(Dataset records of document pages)
◆ ◆ ◆

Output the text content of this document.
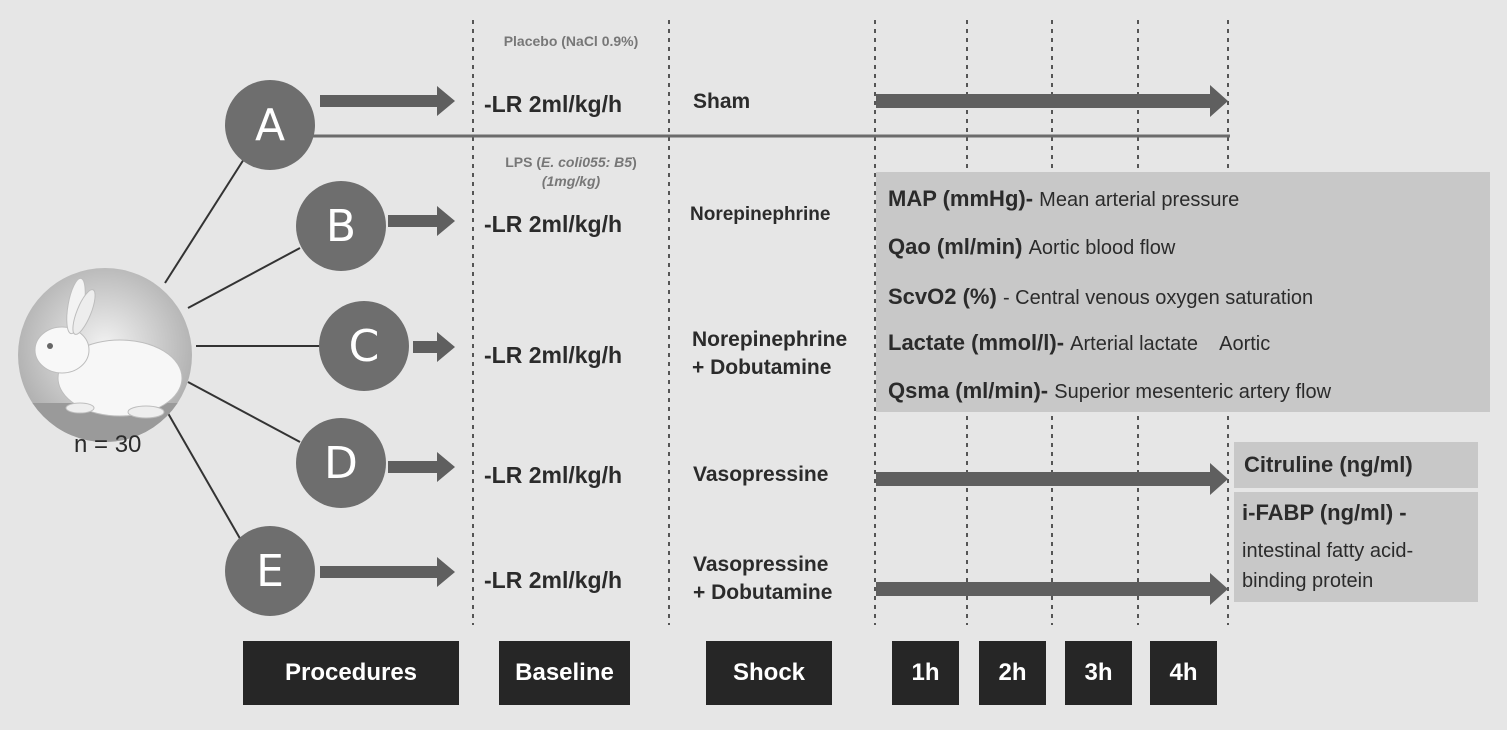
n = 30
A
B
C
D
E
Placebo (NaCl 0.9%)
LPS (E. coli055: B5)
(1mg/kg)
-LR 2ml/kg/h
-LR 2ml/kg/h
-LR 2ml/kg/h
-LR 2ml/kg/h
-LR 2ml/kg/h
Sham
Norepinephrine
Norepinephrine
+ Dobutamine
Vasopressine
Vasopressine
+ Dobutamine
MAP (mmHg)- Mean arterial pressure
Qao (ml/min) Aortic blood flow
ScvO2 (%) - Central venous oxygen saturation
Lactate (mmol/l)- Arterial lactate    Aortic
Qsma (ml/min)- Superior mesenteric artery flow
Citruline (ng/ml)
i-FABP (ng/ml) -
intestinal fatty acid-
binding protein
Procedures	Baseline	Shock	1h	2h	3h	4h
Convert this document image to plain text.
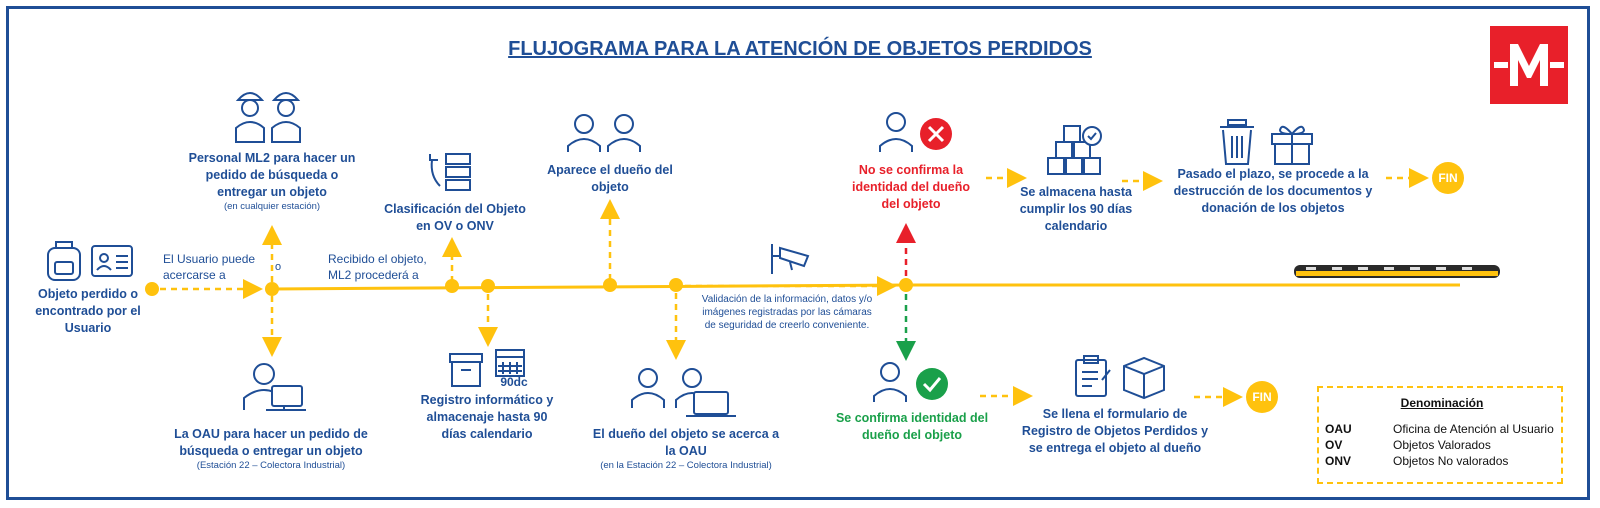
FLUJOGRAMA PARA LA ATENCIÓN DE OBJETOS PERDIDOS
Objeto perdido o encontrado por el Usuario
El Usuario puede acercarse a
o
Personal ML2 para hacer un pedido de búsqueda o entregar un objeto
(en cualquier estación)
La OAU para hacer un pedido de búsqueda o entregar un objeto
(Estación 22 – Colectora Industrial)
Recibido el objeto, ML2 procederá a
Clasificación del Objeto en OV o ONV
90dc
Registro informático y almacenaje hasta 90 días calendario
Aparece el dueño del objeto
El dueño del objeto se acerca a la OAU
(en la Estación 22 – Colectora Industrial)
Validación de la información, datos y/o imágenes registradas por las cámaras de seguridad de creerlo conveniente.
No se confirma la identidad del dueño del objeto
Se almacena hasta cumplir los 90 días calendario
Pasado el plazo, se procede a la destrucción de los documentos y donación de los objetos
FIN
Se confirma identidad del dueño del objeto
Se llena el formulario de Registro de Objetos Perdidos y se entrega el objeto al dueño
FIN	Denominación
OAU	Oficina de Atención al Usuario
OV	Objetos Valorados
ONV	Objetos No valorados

◆ ◆ ◆

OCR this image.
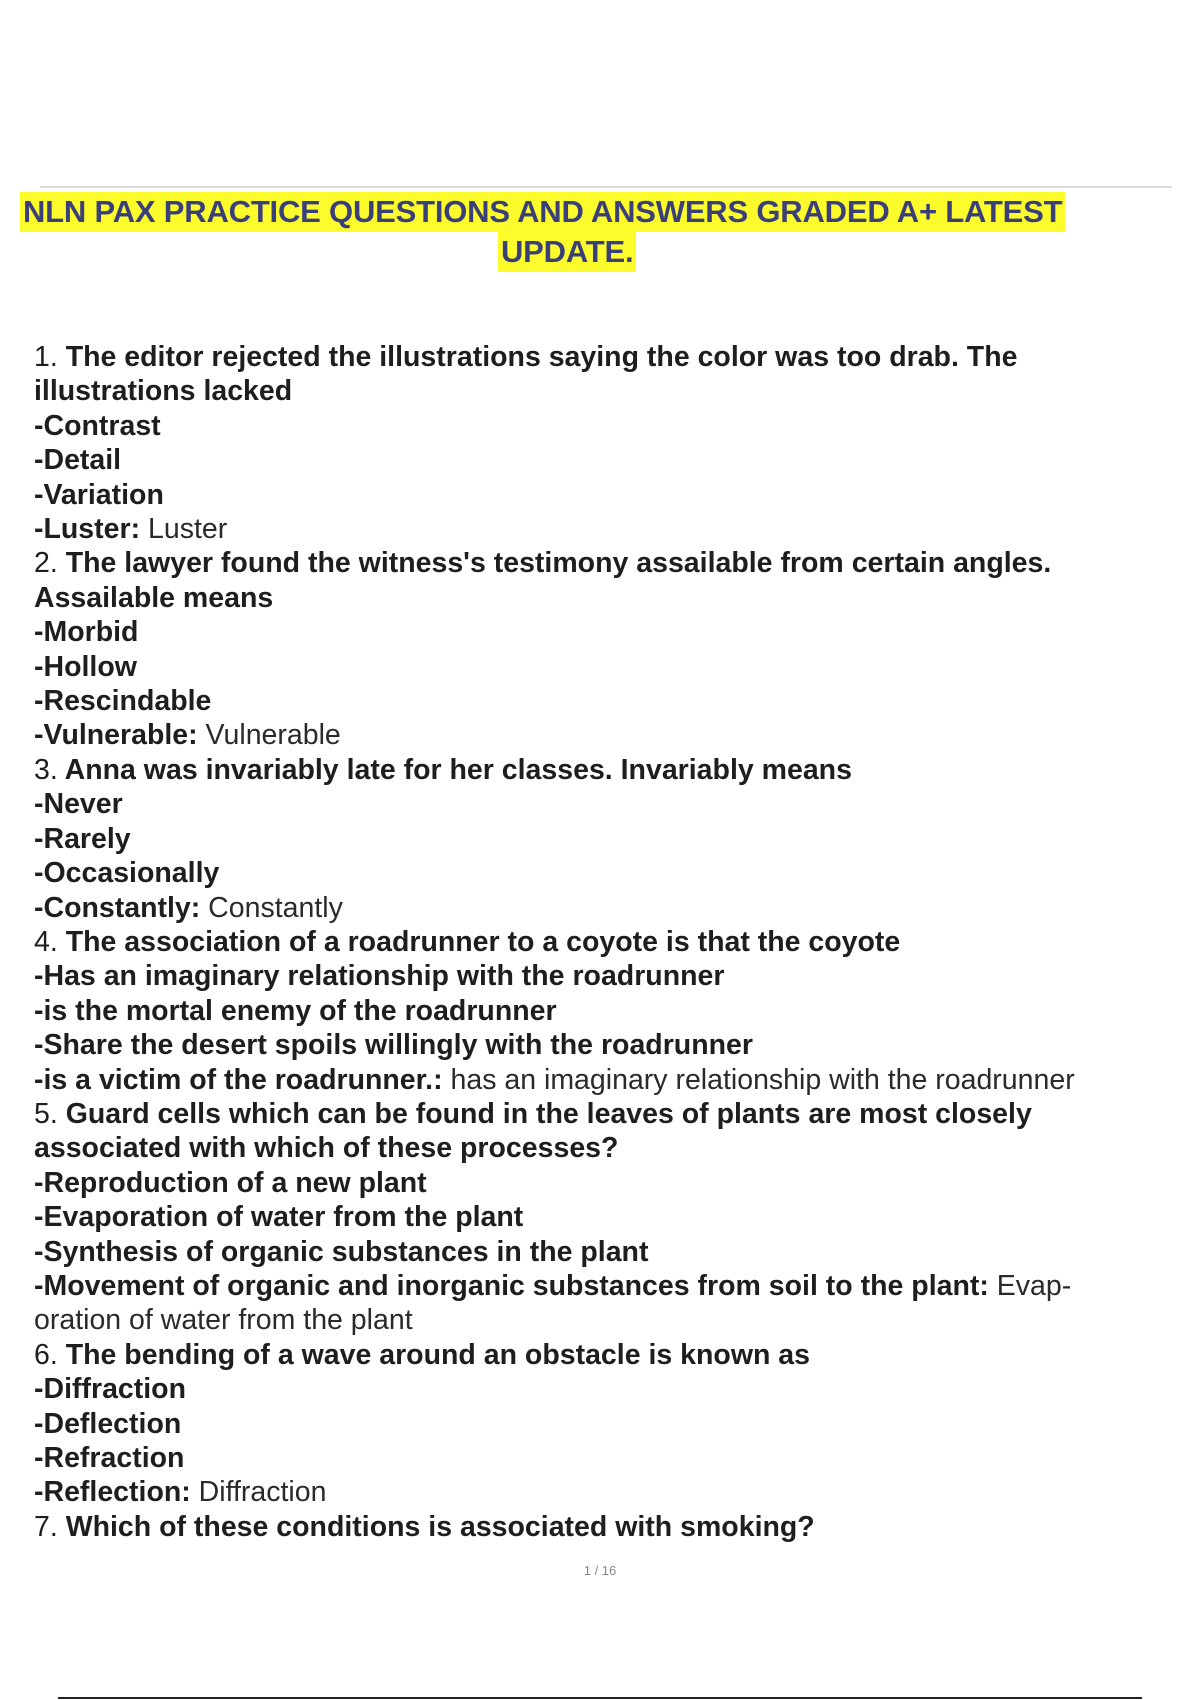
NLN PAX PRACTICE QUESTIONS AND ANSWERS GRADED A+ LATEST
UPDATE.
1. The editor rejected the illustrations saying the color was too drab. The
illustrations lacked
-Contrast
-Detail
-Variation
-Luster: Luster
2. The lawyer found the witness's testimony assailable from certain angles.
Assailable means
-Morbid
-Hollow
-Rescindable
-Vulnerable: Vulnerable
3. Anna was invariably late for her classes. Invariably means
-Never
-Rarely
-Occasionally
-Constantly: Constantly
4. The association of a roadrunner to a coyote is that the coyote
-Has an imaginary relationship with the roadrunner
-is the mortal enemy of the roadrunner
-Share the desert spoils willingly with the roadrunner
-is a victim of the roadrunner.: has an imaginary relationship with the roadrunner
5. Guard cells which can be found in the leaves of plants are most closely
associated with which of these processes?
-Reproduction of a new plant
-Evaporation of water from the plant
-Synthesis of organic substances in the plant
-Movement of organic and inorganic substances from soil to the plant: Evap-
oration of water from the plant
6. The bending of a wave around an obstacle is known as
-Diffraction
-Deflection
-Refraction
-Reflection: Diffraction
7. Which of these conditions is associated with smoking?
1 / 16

◆ ◆ ◆

• **Task directions**: Go line by line through the records above and copy each one containing "búsqueda".

• **Worked solution**:
Personal ML2 para hacer un pedido de búsqueda o entregar un objeto
La OAU para hacer un pedido de búsqueda o entregar un objeto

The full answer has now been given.